Aim
Seek out every line containing the word "above", and copy each.

[START Material for the task]

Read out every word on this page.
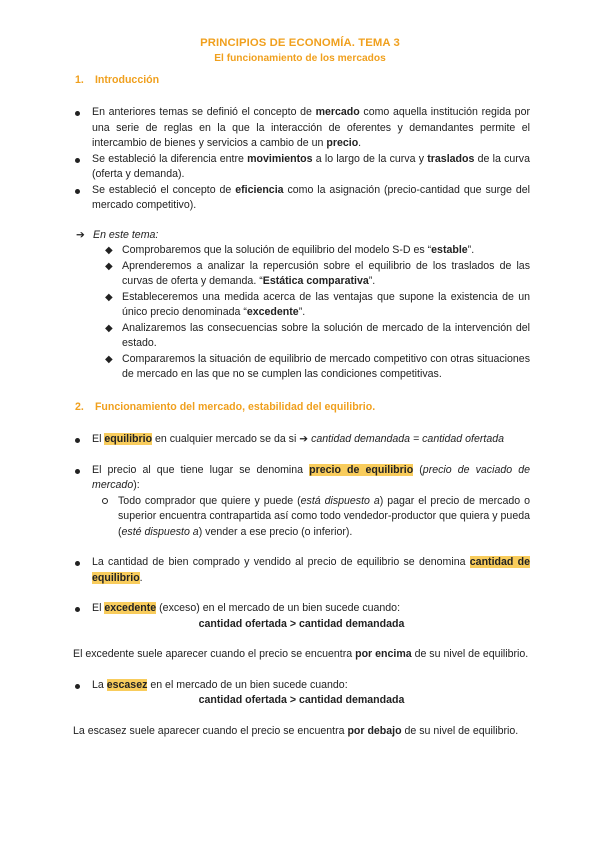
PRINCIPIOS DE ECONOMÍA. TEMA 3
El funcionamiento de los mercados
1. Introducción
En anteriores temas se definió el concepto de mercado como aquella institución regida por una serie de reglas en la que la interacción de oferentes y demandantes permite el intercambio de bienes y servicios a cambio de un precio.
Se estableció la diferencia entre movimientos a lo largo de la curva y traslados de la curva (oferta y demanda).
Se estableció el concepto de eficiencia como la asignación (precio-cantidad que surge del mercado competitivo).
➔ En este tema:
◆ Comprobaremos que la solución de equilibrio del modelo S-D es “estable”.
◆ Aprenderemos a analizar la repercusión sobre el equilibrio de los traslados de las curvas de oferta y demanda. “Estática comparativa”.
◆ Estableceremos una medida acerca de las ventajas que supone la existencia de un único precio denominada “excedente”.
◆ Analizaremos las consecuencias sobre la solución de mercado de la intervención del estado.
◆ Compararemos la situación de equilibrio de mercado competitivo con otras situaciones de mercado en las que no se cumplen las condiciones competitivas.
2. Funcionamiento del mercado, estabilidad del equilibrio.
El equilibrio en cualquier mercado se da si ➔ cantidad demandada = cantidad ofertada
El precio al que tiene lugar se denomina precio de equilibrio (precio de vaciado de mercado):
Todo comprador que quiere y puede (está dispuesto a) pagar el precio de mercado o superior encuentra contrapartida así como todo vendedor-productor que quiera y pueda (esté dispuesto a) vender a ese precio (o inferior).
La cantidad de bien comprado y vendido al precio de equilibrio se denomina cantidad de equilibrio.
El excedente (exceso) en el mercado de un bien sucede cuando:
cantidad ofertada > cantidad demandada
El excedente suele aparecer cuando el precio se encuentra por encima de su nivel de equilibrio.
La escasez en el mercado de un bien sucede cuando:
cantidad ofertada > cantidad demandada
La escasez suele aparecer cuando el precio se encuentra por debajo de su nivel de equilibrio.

[END Material for the task]
[START Material for the task]

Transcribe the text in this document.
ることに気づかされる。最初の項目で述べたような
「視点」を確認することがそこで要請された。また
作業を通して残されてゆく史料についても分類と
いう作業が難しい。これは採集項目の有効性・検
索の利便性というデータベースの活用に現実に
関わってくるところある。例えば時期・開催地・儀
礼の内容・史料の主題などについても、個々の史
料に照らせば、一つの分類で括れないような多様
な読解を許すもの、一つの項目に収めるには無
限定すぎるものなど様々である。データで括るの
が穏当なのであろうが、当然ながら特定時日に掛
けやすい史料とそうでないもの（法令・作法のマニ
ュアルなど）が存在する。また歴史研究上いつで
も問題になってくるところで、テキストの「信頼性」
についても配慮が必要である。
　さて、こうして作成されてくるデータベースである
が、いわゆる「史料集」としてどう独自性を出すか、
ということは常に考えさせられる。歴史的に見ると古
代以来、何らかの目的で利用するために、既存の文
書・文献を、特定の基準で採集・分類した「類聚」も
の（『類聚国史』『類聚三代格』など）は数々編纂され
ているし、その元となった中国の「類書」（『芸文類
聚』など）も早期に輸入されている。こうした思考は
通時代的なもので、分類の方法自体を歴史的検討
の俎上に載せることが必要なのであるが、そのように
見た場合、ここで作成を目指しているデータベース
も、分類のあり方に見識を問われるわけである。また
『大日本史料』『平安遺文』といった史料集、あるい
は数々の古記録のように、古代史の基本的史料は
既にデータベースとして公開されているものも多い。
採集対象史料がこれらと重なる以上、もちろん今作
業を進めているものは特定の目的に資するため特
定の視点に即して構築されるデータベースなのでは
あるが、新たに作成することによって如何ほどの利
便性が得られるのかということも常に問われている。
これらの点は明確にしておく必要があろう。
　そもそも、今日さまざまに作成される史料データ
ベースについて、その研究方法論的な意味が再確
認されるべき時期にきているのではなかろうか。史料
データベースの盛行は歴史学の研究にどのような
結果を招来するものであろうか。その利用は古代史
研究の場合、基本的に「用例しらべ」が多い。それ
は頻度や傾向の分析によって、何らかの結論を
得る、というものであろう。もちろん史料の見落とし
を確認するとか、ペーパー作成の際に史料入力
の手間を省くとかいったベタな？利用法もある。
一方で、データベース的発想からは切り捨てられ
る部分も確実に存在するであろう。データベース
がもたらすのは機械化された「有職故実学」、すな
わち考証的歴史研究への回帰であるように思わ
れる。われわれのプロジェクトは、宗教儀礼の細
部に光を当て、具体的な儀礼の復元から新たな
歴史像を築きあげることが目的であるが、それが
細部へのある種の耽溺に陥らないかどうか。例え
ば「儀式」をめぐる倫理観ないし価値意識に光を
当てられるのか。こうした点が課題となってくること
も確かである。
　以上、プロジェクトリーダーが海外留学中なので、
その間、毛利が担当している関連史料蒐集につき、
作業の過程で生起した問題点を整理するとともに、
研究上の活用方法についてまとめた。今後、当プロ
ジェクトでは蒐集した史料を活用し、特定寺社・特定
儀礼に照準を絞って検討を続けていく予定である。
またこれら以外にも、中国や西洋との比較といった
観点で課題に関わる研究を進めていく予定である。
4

[END Material for the task]
[START Material for the task]

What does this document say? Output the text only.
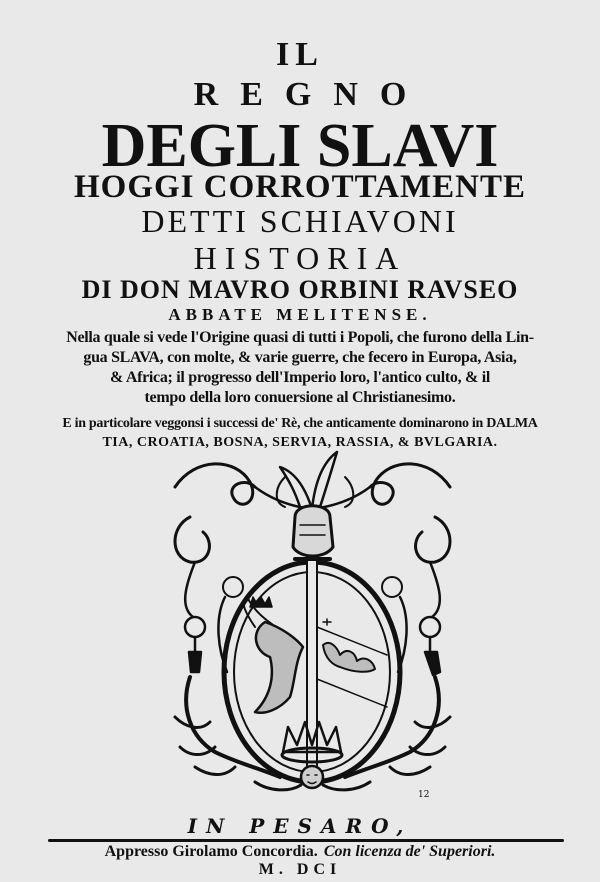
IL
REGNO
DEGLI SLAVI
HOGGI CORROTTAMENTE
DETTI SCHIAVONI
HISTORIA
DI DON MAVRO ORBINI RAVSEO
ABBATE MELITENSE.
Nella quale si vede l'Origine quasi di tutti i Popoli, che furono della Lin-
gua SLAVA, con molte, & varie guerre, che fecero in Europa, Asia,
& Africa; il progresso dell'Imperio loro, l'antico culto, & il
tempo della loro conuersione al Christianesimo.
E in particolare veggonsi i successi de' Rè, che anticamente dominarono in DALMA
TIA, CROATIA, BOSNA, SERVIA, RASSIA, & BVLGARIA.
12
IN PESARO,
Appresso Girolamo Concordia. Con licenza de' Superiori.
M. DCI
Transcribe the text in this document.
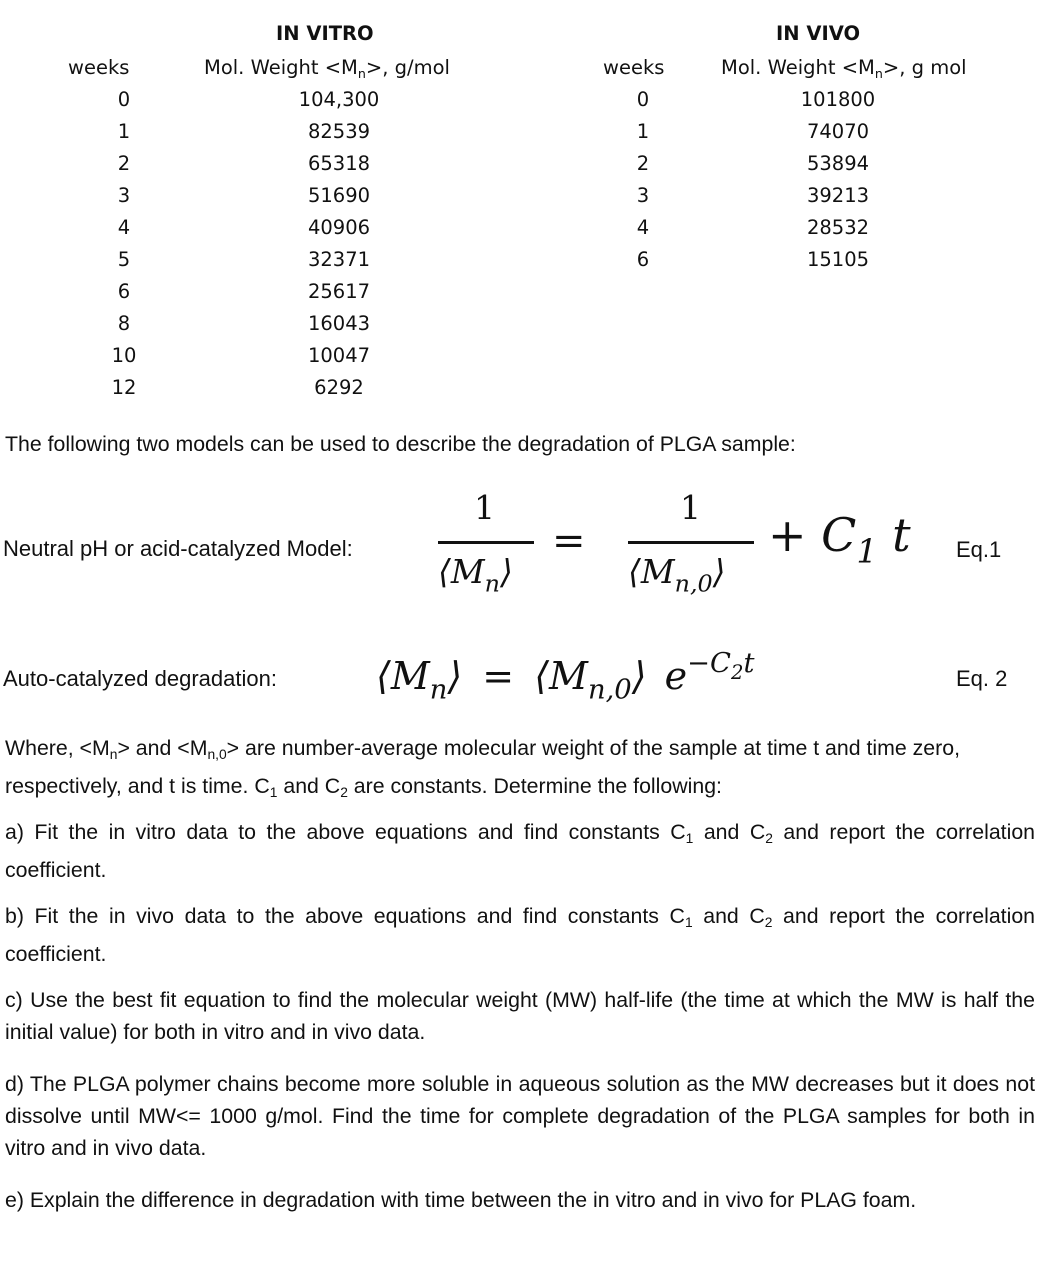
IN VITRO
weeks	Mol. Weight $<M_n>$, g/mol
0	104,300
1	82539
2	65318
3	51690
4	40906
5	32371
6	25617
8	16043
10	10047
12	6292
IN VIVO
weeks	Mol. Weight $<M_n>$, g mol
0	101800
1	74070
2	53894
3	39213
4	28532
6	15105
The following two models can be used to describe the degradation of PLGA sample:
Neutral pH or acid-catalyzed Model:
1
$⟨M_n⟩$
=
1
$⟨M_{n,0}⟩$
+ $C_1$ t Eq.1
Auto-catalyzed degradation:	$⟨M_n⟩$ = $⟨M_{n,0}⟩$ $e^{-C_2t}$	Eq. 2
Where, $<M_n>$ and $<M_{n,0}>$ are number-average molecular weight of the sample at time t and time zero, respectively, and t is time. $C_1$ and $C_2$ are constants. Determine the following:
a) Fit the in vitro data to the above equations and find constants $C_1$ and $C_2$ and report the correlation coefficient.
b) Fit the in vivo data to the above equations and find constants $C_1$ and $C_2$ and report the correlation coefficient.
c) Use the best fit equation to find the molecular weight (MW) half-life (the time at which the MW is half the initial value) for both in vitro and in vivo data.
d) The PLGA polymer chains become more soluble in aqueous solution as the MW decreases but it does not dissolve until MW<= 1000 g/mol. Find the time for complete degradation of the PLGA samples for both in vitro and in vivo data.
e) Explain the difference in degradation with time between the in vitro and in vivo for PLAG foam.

[END Material for the task]

Written answer
a) Fit the in vitro data to the above equations and find constants $C_1$ and $C_2$ and report the correlation coefficient.
b) Fit the in vivo data to the above equations and find constants $C_1$ and $C_2$ and report the correlation coefficient.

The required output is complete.